Stored entries
-------------------------
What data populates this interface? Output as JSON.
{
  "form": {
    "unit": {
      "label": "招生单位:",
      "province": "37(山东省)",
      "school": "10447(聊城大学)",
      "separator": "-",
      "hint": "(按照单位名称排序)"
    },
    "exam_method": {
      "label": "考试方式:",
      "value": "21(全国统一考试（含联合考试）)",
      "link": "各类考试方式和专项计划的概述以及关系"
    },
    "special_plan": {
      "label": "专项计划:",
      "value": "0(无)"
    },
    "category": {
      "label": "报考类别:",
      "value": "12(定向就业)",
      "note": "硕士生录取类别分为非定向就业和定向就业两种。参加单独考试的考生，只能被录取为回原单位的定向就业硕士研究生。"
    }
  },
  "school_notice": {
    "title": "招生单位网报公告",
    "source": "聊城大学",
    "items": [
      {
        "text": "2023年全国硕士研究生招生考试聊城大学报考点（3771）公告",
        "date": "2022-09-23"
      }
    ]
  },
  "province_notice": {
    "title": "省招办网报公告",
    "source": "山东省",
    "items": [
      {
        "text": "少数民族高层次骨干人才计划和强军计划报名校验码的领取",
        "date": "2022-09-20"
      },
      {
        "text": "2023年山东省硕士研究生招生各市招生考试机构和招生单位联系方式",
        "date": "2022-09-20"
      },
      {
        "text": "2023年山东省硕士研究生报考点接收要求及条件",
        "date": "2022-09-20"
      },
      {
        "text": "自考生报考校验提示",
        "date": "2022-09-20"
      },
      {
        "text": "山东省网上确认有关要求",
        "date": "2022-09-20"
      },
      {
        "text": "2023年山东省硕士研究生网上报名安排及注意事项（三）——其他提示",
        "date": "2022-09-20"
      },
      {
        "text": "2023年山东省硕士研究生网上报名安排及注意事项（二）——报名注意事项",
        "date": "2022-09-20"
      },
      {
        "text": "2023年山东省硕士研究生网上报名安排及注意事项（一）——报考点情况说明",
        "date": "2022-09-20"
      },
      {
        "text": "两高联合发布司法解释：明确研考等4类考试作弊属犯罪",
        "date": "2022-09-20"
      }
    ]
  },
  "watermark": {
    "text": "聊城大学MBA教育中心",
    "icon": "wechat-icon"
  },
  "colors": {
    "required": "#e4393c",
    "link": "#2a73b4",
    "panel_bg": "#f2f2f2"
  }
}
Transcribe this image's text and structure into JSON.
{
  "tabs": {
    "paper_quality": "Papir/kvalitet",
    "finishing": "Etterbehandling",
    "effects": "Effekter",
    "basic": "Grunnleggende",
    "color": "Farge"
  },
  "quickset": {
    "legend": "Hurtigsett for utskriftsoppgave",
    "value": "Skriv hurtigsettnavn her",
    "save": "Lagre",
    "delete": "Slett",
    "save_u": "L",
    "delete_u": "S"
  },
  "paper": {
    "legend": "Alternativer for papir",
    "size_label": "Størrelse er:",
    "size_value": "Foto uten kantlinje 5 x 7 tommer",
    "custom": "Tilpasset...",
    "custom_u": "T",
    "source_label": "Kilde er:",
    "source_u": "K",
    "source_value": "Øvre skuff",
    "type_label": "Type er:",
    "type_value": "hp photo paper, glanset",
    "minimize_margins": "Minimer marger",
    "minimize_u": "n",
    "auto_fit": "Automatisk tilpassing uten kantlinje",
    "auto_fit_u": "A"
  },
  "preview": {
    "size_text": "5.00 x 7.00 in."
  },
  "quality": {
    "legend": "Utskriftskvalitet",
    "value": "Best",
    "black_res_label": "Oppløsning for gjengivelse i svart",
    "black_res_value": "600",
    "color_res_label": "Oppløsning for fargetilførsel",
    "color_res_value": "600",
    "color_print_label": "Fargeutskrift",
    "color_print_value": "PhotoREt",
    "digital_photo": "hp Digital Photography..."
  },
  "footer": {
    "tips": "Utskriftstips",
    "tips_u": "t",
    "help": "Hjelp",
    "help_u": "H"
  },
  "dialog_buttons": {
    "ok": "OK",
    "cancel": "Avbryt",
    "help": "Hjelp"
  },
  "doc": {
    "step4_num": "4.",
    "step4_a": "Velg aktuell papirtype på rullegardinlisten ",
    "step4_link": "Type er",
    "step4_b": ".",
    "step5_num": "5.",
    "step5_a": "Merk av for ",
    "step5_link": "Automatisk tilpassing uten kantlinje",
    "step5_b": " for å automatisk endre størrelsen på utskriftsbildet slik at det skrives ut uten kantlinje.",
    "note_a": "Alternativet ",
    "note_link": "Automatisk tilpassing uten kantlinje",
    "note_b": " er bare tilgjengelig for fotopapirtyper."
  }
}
-------------------------
Set down all of the entries exactly, please.

What data populates this interface? Output as JSON.
{
  "form": {
    "unit": {
      "label": "招生单位:",
      "province": "37(山东省)",
      "school": "10447(聊城大学)",
      "separator": "-",
      "hint": "(按照单位名称排序)"
    },
    "exam_method": {
      "label": "考试方式:",
      "value": "21(全国统一考试（含联合考试）)",
      "link": "各类考试方式和专项计划的概述以及关系"
    },
    "special_plan": {
      "label": "专项计划:",
      "value": "0(无)"
    },
    "category": {
      "label": "报考类别:",
      "value": "12(定向就业)",
      "note": "硕士生录取类别分为非定向就业和定向就业两种。参加单独考试的考生，只能被录取为回原单位的定向就业硕士研究生。"
    }
  },
  "school_notice": {
    "title": "招生单位网报公告",
    "source": "聊城大学",
    "items": [
      {
        "text": "2023年全国硕士研究生招生考试聊城大学报考点（3771）公告",
        "date": "2022-09-23"
      }
    ]
  },
  "province_notice": {
    "title": "省招办网报公告",
    "source": "山东省",
    "items": [
      {
        "text": "少数民族高层次骨干人才计划和强军计划报名校验码的领取",
        "date": "2022-09-20"
      },
      {
        "text": "2023年山东省硕士研究生招生各市招生考试机构和招生单位联系方式",
        "date": "2022-09-20"
      },
      {
        "text": "2023年山东省硕士研究生报考点接收要求及条件",
        "date": "2022-09-20"
      },
      {
        "text": "自考生报考校验提示",
        "date": "2022-09-20"
      },
      {
        "text": "山东省网上确认有关要求",
        "date": "2022-09-20"
      },
      {
        "text": "2023年山东省硕士研究生网上报名安排及注意事项（三）——其他提示",
        "date": "2022-09-20"
      },
      {
        "text": "2023年山东省硕士研究生网上报名安排及注意事项（二）——报名注意事项",
        "date": "2022-09-20"
      },
      {
        "text": "2023年山东省硕士研究生网上报名安排及注意事项（一）——报考点情况说明",
        "date": "2022-09-20"
      },
      {
        "text": "两高联合发布司法解释：明确研考等4类考试作弊属犯罪",
        "date": "2022-09-20"
      }
    ]
  },
  "watermark": {
    "text": "聊城大学MBA教育中心",
    "icon": "wechat-icon"
  },
  "colors": {
    "required": "#e4393c",
    "link": "#2a73b4",
    "panel_bg": "#f2f2f2"
  }
}
Transcribe this image's text and structure into JSON.
{
  "tabs": {
    "paper_quality": "Papir/kvalitet",
    "finishing": "Etterbehandling",
    "effects": "Effekter",
    "basic": "Grunnleggende",
    "color": "Farge"
  },
  "quickset": {
    "legend": "Hurtigsett for utskriftsoppgave",
    "value": "Skriv hurtigsettnavn her",
    "save": "Lagre",
    "delete": "Slett",
    "save_u": "L",
    "delete_u": "S"
  },
  "paper": {
    "legend": "Alternativer for papir",
    "size_label": "Størrelse er:",
    "size_value": "Foto uten kantlinje 5 x 7 tommer",
    "custom": "Tilpasset...",
    "custom_u": "T",
    "source_label": "Kilde er:",
    "source_u": "K",
    "source_value": "Øvre skuff",
    "type_label": "Type er:",
    "type_value": "hp photo paper, glanset",
    "minimize_margins": "Minimer marger",
    "minimize_u": "n",
    "auto_fit": "Automatisk tilpassing uten kantlinje",
    "auto_fit_u": "A"
  },
  "preview": {
    "size_text": "5.00 x 7.00 in."
  },
  "quality": {
    "legend": "Utskriftskvalitet",
    "value": "Best",
    "black_res_label": "Oppløsning for gjengivelse i svart",
    "black_res_value": "600",
    "color_res_label": "Oppløsning for fargetilførsel",
    "color_res_value": "600",
    "color_print_label": "Fargeutskrift",
    "color_print_value": "PhotoREt",
    "digital_photo": "hp Digital Photography..."
  },
  "footer": {
    "tips": "Utskriftstips",
    "tips_u": "t",
    "help": "Hjelp",
    "help_u": "H"
  },
  "dialog_buttons": {
    "ok": "OK",
    "cancel": "Avbryt",
    "help": "Hjelp"
  },
  "doc": {
    "step4_num": "4.",
    "step4_a": "Velg aktuell papirtype på rullegardinlisten ",
    "step4_link": "Type er",
    "step4_b": ".",
    "step5_num": "5.",
    "step5_a": "Merk av for ",
    "step5_link": "Automatisk tilpassing uten kantlinje",
    "step5_b": " for å automatisk endre størrelsen på utskriftsbildet slik at det skrives ut uten kantlinje.",
    "note_a": "Alternativet ",
    "note_link": "Automatisk tilpassing uten kantlinje",
    "note_b": " er bare tilgjengelig for fotopapirtyper."
  }
}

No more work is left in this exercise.